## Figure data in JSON
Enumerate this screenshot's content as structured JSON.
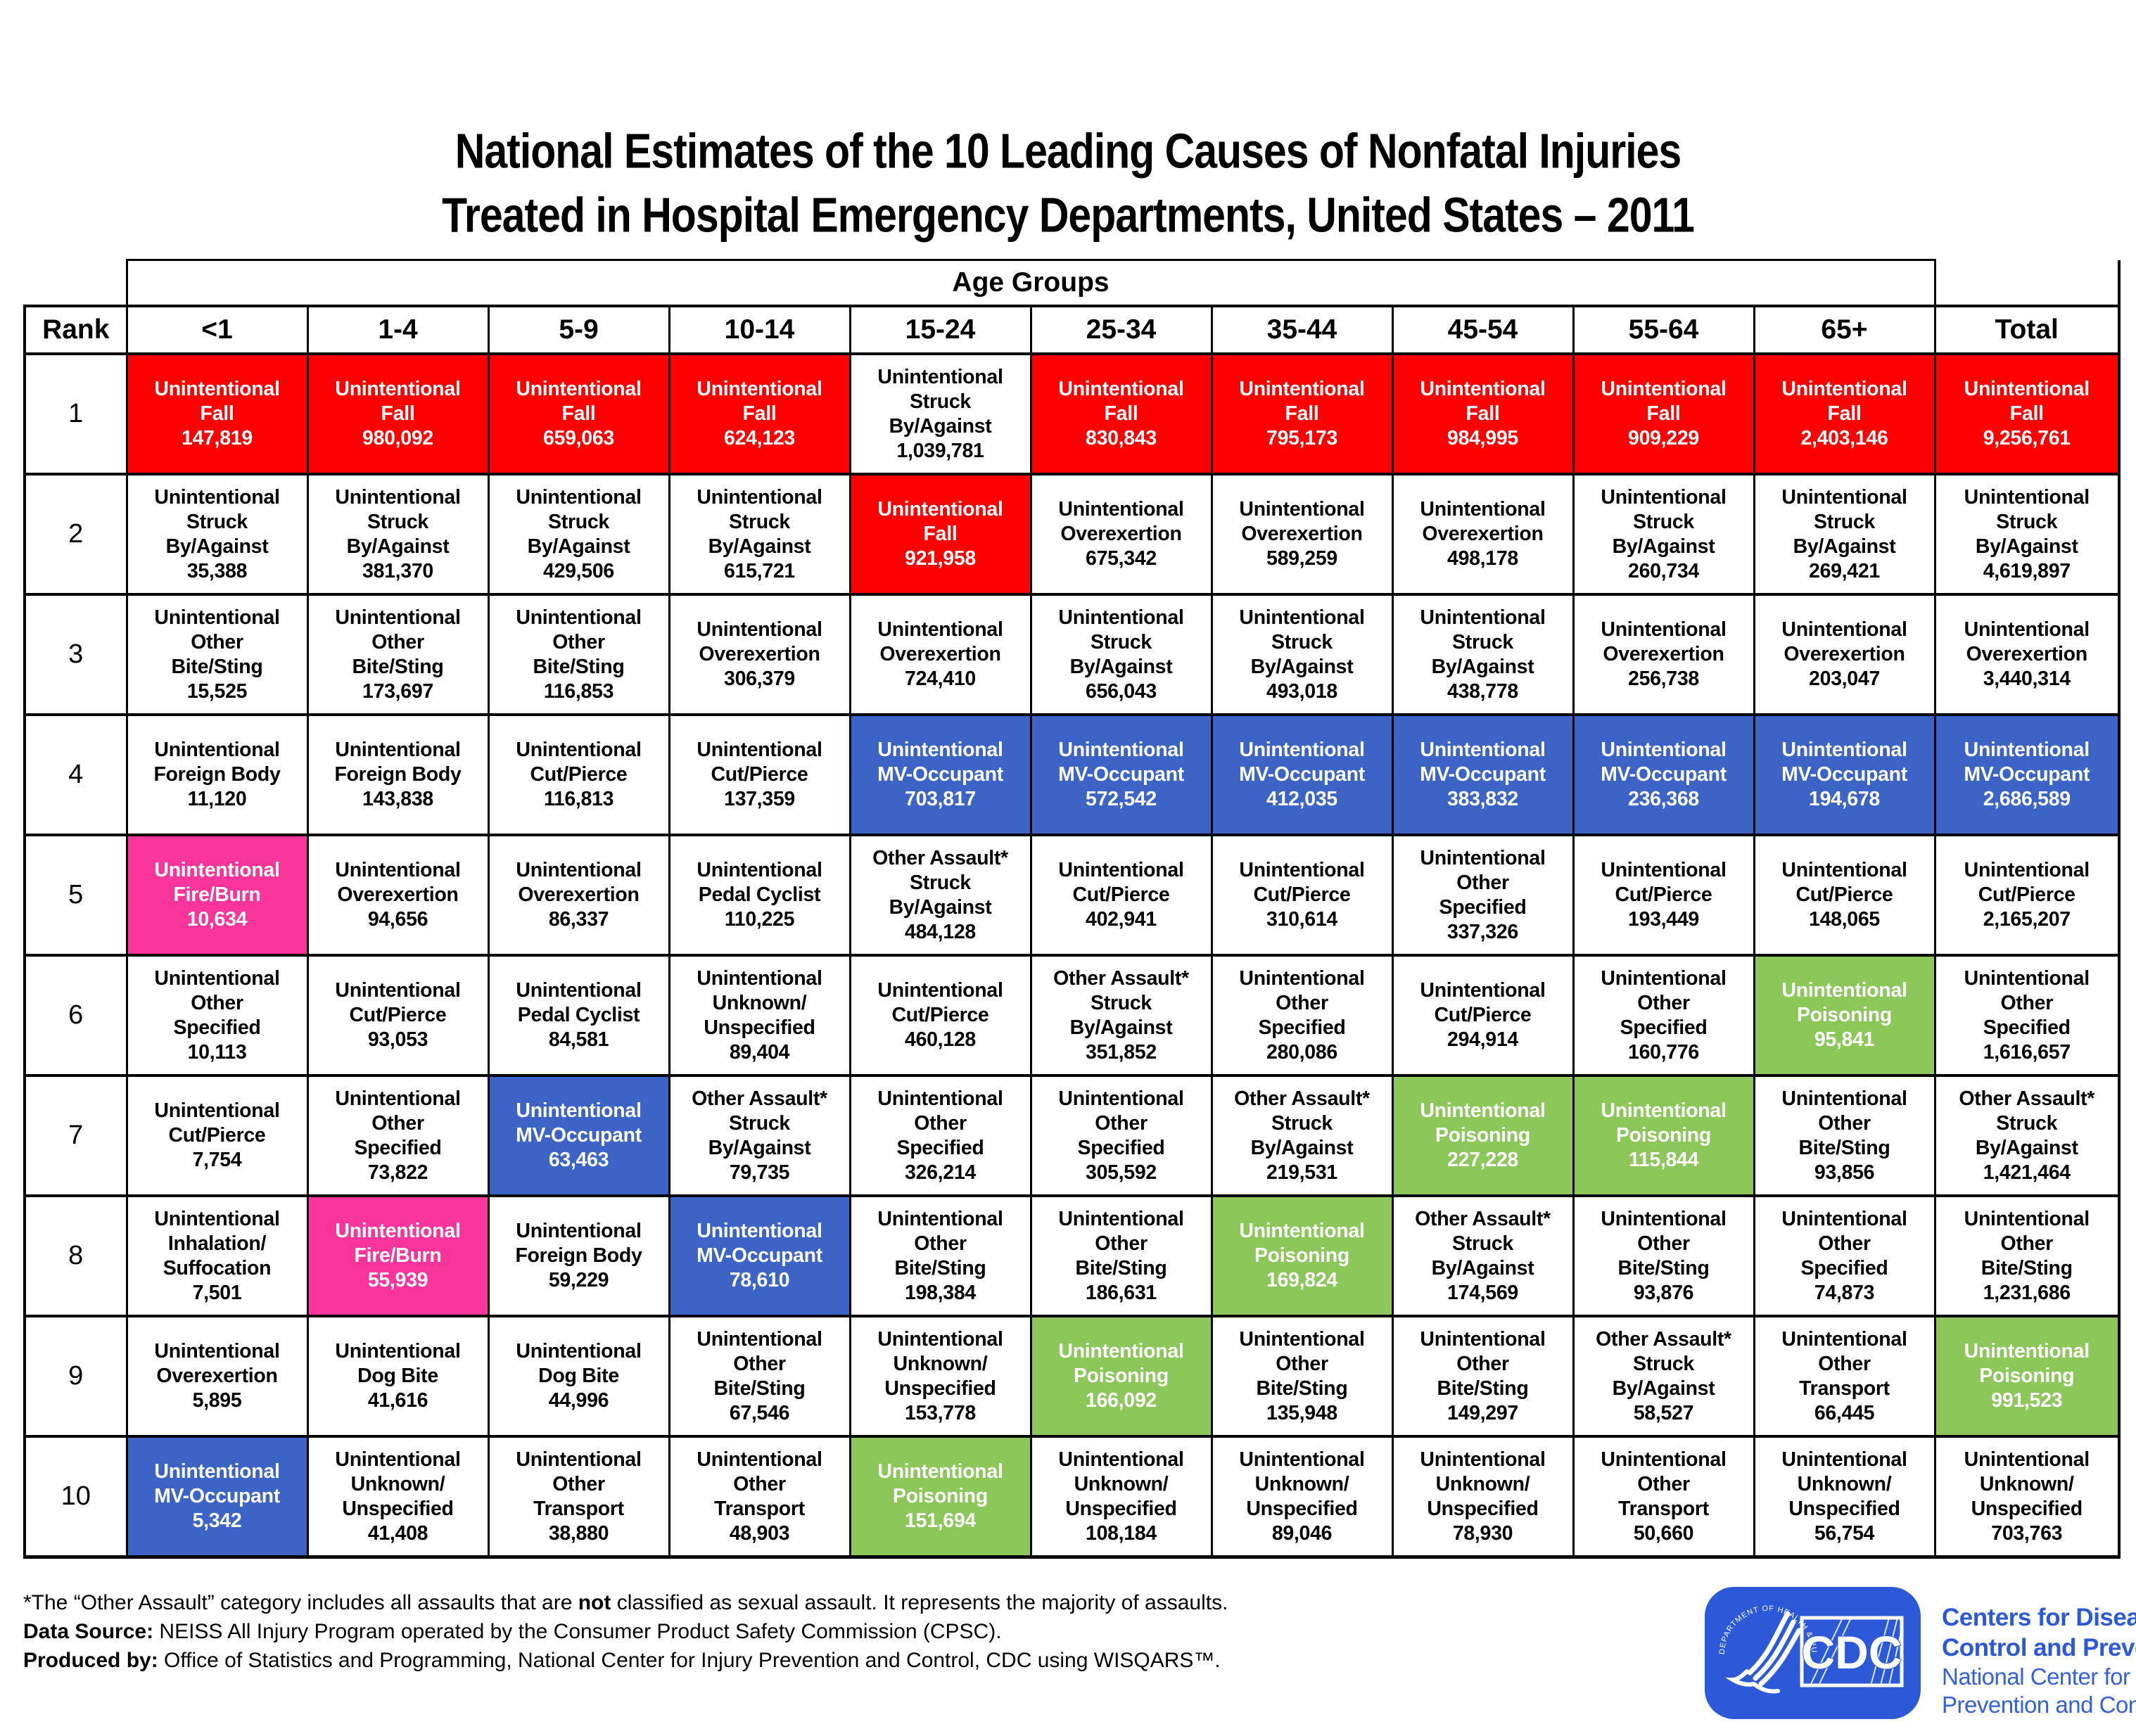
{
  "page": {
    "title_line1": "National Estimates of the 10 Leading Causes of Nonfatal Injuries",
    "title_line2": "Treated in Hospital Emergency Departments, United States – 2011"
  },
  "chart_data": {
    "type": "table",
    "title": "National Estimates of the 10 Leading Causes of Nonfatal Injuries Treated in Hospital Emergency Departments, United States – 2011",
    "group_header": "Age Groups",
    "rank_header": "Rank",
    "columns": [
      "<1",
      "1-4",
      "5-9",
      "10-14",
      "15-24",
      "25-34",
      "35-44",
      "45-54",
      "55-64",
      "65+",
      "Total"
    ],
    "colors": {
      "red": "#FE0000",
      "blue": "#3C64C6",
      "green": "#8CC859",
      "pink": "#F9349B",
      "white": "#FFFFFF"
    },
    "color_meaning": {
      "red": "Unintentional Fall",
      "blue": "Unintentional MV-Occupant",
      "green": "Unintentional Poisoning",
      "pink": "Unintentional Fire/Burn"
    },
    "rows": [
      {
        "rank": "1",
        "cells": [
          [
            "Unintentional\nFall",
            "147,819",
            "red"
          ],
          [
            "Unintentional\nFall",
            "980,092",
            "red"
          ],
          [
            "Unintentional\nFall",
            "659,063",
            "red"
          ],
          [
            "Unintentional\nFall",
            "624,123",
            "red"
          ],
          [
            "Unintentional\nStruck\nBy/Against",
            "1,039,781",
            "white"
          ],
          [
            "Unintentional\nFall",
            "830,843",
            "red"
          ],
          [
            "Unintentional\nFall",
            "795,173",
            "red"
          ],
          [
            "Unintentional\nFall",
            "984,995",
            "red"
          ],
          [
            "Unintentional\nFall",
            "909,229",
            "red"
          ],
          [
            "Unintentional\nFall",
            "2,403,146",
            "red"
          ],
          [
            "Unintentional\nFall",
            "9,256,761",
            "red"
          ]
        ]
      },
      {
        "rank": "2",
        "cells": [
          [
            "Unintentional\nStruck\nBy/Against",
            "35,388",
            "white"
          ],
          [
            "Unintentional\nStruck\nBy/Against",
            "381,370",
            "white"
          ],
          [
            "Unintentional\nStruck\nBy/Against",
            "429,506",
            "white"
          ],
          [
            "Unintentional\nStruck\nBy/Against",
            "615,721",
            "white"
          ],
          [
            "Unintentional\nFall",
            "921,958",
            "red"
          ],
          [
            "Unintentional\nOverexertion",
            "675,342",
            "white"
          ],
          [
            "Unintentional\nOverexertion",
            "589,259",
            "white"
          ],
          [
            "Unintentional\nOverexertion",
            "498,178",
            "white"
          ],
          [
            "Unintentional\nStruck\nBy/Against",
            "260,734",
            "white"
          ],
          [
            "Unintentional\nStruck\nBy/Against",
            "269,421",
            "white"
          ],
          [
            "Unintentional\nStruck\nBy/Against",
            "4,619,897",
            "white"
          ]
        ]
      },
      {
        "rank": "3",
        "cells": [
          [
            "Unintentional\nOther\nBite/Sting",
            "15,525",
            "white"
          ],
          [
            "Unintentional\nOther\nBite/Sting",
            "173,697",
            "white"
          ],
          [
            "Unintentional\nOther\nBite/Sting",
            "116,853",
            "white"
          ],
          [
            "Unintentional\nOverexertion",
            "306,379",
            "white"
          ],
          [
            "Unintentional\nOverexertion",
            "724,410",
            "white"
          ],
          [
            "Unintentional\nStruck\nBy/Against",
            "656,043",
            "white"
          ],
          [
            "Unintentional\nStruck\nBy/Against",
            "493,018",
            "white"
          ],
          [
            "Unintentional\nStruck\nBy/Against",
            "438,778",
            "white"
          ],
          [
            "Unintentional\nOverexertion",
            "256,738",
            "white"
          ],
          [
            "Unintentional\nOverexertion",
            "203,047",
            "white"
          ],
          [
            "Unintentional\nOverexertion",
            "3,440,314",
            "white"
          ]
        ]
      },
      {
        "rank": "4",
        "cells": [
          [
            "Unintentional\nForeign Body",
            "11,120",
            "white"
          ],
          [
            "Unintentional\nForeign Body",
            "143,838",
            "white"
          ],
          [
            "Unintentional\nCut/Pierce",
            "116,813",
            "white"
          ],
          [
            "Unintentional\nCut/Pierce",
            "137,359",
            "white"
          ],
          [
            "Unintentional\nMV-Occupant",
            "703,817",
            "blue"
          ],
          [
            "Unintentional\nMV-Occupant",
            "572,542",
            "blue"
          ],
          [
            "Unintentional\nMV-Occupant",
            "412,035",
            "blue"
          ],
          [
            "Unintentional\nMV-Occupant",
            "383,832",
            "blue"
          ],
          [
            "Unintentional\nMV-Occupant",
            "236,368",
            "blue"
          ],
          [
            "Unintentional\nMV-Occupant",
            "194,678",
            "blue"
          ],
          [
            "Unintentional\nMV-Occupant",
            "2,686,589",
            "blue"
          ]
        ]
      },
      {
        "rank": "5",
        "cells": [
          [
            "Unintentional\nFire/Burn",
            "10,634",
            "pink"
          ],
          [
            "Unintentional\nOverexertion",
            "94,656",
            "white"
          ],
          [
            "Unintentional\nOverexertion",
            "86,337",
            "white"
          ],
          [
            "Unintentional\nPedal Cyclist",
            "110,225",
            "white"
          ],
          [
            "Other Assault*\nStruck\nBy/Against",
            "484,128",
            "white"
          ],
          [
            "Unintentional\nCut/Pierce",
            "402,941",
            "white"
          ],
          [
            "Unintentional\nCut/Pierce",
            "310,614",
            "white"
          ],
          [
            "Unintentional\nOther\nSpecified",
            "337,326",
            "white"
          ],
          [
            "Unintentional\nCut/Pierce",
            "193,449",
            "white"
          ],
          [
            "Unintentional\nCut/Pierce",
            "148,065",
            "white"
          ],
          [
            "Unintentional\nCut/Pierce",
            "2,165,207",
            "white"
          ]
        ]
      },
      {
        "rank": "6",
        "cells": [
          [
            "Unintentional\nOther\nSpecified",
            "10,113",
            "white"
          ],
          [
            "Unintentional\nCut/Pierce",
            "93,053",
            "white"
          ],
          [
            "Unintentional\nPedal Cyclist",
            "84,581",
            "white"
          ],
          [
            "Unintentional\nUnknown/\nUnspecified",
            "89,404",
            "white"
          ],
          [
            "Unintentional\nCut/Pierce",
            "460,128",
            "white"
          ],
          [
            "Other Assault*\nStruck\nBy/Against",
            "351,852",
            "white"
          ],
          [
            "Unintentional\nOther\nSpecified",
            "280,086",
            "white"
          ],
          [
            "Unintentional\nCut/Pierce",
            "294,914",
            "white"
          ],
          [
            "Unintentional\nOther\nSpecified",
            "160,776",
            "white"
          ],
          [
            "Unintentional\nPoisoning",
            "95,841",
            "green"
          ],
          [
            "Unintentional\nOther\nSpecified",
            "1,616,657",
            "white"
          ]
        ]
      },
      {
        "rank": "7",
        "cells": [
          [
            "Unintentional\nCut/Pierce",
            "7,754",
            "white"
          ],
          [
            "Unintentional\nOther\nSpecified",
            "73,822",
            "white"
          ],
          [
            "Unintentional\nMV-Occupant",
            "63,463",
            "blue"
          ],
          [
            "Other Assault*\nStruck\nBy/Against",
            "79,735",
            "white"
          ],
          [
            "Unintentional\nOther\nSpecified",
            "326,214",
            "white"
          ],
          [
            "Unintentional\nOther\nSpecified",
            "305,592",
            "white"
          ],
          [
            "Other Assault*\nStruck\nBy/Against",
            "219,531",
            "white"
          ],
          [
            "Unintentional\nPoisoning",
            "227,228",
            "green"
          ],
          [
            "Unintentional\nPoisoning",
            "115,844",
            "green"
          ],
          [
            "Unintentional\nOther\nBite/Sting",
            "93,856",
            "white"
          ],
          [
            "Other Assault*\nStruck\nBy/Against",
            "1,421,464",
            "white"
          ]
        ]
      },
      {
        "rank": "8",
        "cells": [
          [
            "Unintentional\nInhalation/\nSuffocation",
            "7,501",
            "white"
          ],
          [
            "Unintentional\nFire/Burn",
            "55,939",
            "pink"
          ],
          [
            "Unintentional\nForeign Body",
            "59,229",
            "white"
          ],
          [
            "Unintentional\nMV-Occupant",
            "78,610",
            "blue"
          ],
          [
            "Unintentional\nOther\nBite/Sting",
            "198,384",
            "white"
          ],
          [
            "Unintentional\nOther\nBite/Sting",
            "186,631",
            "white"
          ],
          [
            "Unintentional\nPoisoning",
            "169,824",
            "green"
          ],
          [
            "Other Assault*\nStruck\nBy/Against",
            "174,569",
            "white"
          ],
          [
            "Unintentional\nOther\nBite/Sting",
            "93,876",
            "white"
          ],
          [
            "Unintentional\nOther\nSpecified",
            "74,873",
            "white"
          ],
          [
            "Unintentional\nOther\nBite/Sting",
            "1,231,686",
            "white"
          ]
        ]
      },
      {
        "rank": "9",
        "cells": [
          [
            "Unintentional\nOverexertion",
            "5,895",
            "white"
          ],
          [
            "Unintentional\nDog Bite",
            "41,616",
            "white"
          ],
          [
            "Unintentional\nDog Bite",
            "44,996",
            "white"
          ],
          [
            "Unintentional\nOther\nBite/Sting",
            "67,546",
            "white"
          ],
          [
            "Unintentional\nUnknown/\nUnspecified",
            "153,778",
            "white"
          ],
          [
            "Unintentional\nPoisoning",
            "166,092",
            "green"
          ],
          [
            "Unintentional\nOther\nBite/Sting",
            "135,948",
            "white"
          ],
          [
            "Unintentional\nOther\nBite/Sting",
            "149,297",
            "white"
          ],
          [
            "Other Assault*\nStruck\nBy/Against",
            "58,527",
            "white"
          ],
          [
            "Unintentional\nOther\nTransport",
            "66,445",
            "white"
          ],
          [
            "Unintentional\nPoisoning",
            "991,523",
            "green"
          ]
        ]
      },
      {
        "rank": "10",
        "cells": [
          [
            "Unintentional\nMV-Occupant",
            "5,342",
            "blue"
          ],
          [
            "Unintentional\nUnknown/\nUnspecified",
            "41,408",
            "white"
          ],
          [
            "Unintentional\nOther\nTransport",
            "38,880",
            "white"
          ],
          [
            "Unintentional\nOther\nTransport",
            "48,903",
            "white"
          ],
          [
            "Unintentional\nPoisoning",
            "151,694",
            "green"
          ],
          [
            "Unintentional\nUnknown/\nUnspecified",
            "108,184",
            "white"
          ],
          [
            "Unintentional\nUnknown/\nUnspecified",
            "89,046",
            "white"
          ],
          [
            "Unintentional\nUnknown/\nUnspecified",
            "78,930",
            "white"
          ],
          [
            "Unintentional\nOther\nTransport",
            "50,660",
            "white"
          ],
          [
            "Unintentional\nUnknown/\nUnspecified",
            "56,754",
            "white"
          ],
          [
            "Unintentional\nUnknown/\nUnspecified",
            "703,763",
            "white"
          ]
        ]
      }
    ]
  },
  "footnotes": {
    "fn1_pre": "*The “Other Assault” category includes all assaults that are ",
    "fn1_bold": "not",
    "fn1_post": " classified as sexual assault. It represents the majority of assaults.",
    "fn2_label": "Data Source:",
    "fn2_text": " NEISS All Injury Program operated by the Consumer Product Safety Commission (CPSC).",
    "fn3_label": "Produced by:",
    "fn3_text": " Office of Statistics and Programming, National Center for Injury Prevention and Control, CDC using WISQARS™."
  },
  "logo": {
    "acronym": "CDC",
    "seal_text": "DEPARTMENT OF HEALTH & HUMAN SERVICES·USA",
    "brand_bold_line1": "Centers for Disease",
    "brand_bold_line2": "Control and Prevention",
    "brand_line3": "National Center for Injury",
    "brand_line4": "Prevention and Control",
    "logo_blue": "#2B59D8"
  }
}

## OBJECTIVE
Search the records for the word "Nonfatal", then list every line that has it.

## REPLY TO THE EXERCISE
    "title_line1": "National Estimates of the 10 Leading Causes of Nonfatal Injuries",
    "title": "National Estimates of the 10 Leading Causes of Nonfatal Injuries Treated in Hospital Emergency Departments, United States – 2011",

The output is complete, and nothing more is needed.